### WORK TO DO
Return the records in full, exactly as given.

### INPUT DATA
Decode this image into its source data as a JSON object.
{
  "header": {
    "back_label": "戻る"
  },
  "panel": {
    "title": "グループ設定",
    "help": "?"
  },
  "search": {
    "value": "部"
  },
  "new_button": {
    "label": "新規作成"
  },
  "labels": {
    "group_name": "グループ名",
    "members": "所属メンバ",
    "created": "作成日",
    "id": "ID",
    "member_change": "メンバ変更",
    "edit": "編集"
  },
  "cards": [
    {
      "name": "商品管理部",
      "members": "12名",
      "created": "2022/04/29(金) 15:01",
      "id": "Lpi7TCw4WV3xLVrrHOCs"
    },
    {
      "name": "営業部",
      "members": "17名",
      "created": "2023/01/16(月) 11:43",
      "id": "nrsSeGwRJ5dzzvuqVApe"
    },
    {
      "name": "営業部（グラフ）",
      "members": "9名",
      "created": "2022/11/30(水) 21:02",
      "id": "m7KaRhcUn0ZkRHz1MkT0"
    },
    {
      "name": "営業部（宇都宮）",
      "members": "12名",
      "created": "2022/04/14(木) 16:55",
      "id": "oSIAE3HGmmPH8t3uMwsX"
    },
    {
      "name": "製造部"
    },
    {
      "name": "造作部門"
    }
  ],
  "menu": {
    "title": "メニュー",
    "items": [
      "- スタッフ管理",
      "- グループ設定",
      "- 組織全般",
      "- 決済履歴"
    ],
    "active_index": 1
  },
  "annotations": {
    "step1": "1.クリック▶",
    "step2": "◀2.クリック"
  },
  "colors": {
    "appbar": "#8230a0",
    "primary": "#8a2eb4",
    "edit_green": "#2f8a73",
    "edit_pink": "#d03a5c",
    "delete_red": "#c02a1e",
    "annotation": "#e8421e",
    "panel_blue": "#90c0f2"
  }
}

### SOLUTION
Decode this image into its source data as a JSON object.
{
  "header": {
    "back_label": "戻る"
  },
  "panel": {
    "title": "グループ設定",
    "help": "?"
  },
  "search": {
    "value": "部"
  },
  "new_button": {
    "label": "新規作成"
  },
  "labels": {
    "group_name": "グループ名",
    "members": "所属メンバ",
    "created": "作成日",
    "id": "ID",
    "member_change": "メンバ変更",
    "edit": "編集"
  },
  "cards": [
    {
      "name": "商品管理部",
      "members": "12名",
      "created": "2022/04/29(金) 15:01",
      "id": "Lpi7TCw4WV3xLVrrHOCs"
    },
    {
      "name": "営業部",
      "members": "17名",
      "created": "2023/01/16(月) 11:43",
      "id": "nrsSeGwRJ5dzzvuqVApe"
    },
    {
      "name": "営業部（グラフ）",
      "members": "9名",
      "created": "2022/11/30(水) 21:02",
      "id": "m7KaRhcUn0ZkRHz1MkT0"
    },
    {
      "name": "営業部（宇都宮）",
      "members": "12名",
      "created": "2022/04/14(木) 16:55",
      "id": "oSIAE3HGmmPH8t3uMwsX"
    },
    {
      "name": "製造部"
    },
    {
      "name": "造作部門"
    }
  ],
  "menu": {
    "title": "メニュー",
    "items": [
      "- スタッフ管理",
      "- グループ設定",
      "- 組織全般",
      "- 決済履歴"
    ],
    "active_index": 1
  },
  "annotations": {
    "step1": "1.クリック▶",
    "step2": "◀2.クリック"
  },
  "colors": {
    "appbar": "#8230a0",
    "primary": "#8a2eb4",
    "edit_green": "#2f8a73",
    "edit_pink": "#d03a5c",
    "delete_red": "#c02a1e",
    "annotation": "#e8421e",
    "panel_blue": "#90c0f2"
  }
}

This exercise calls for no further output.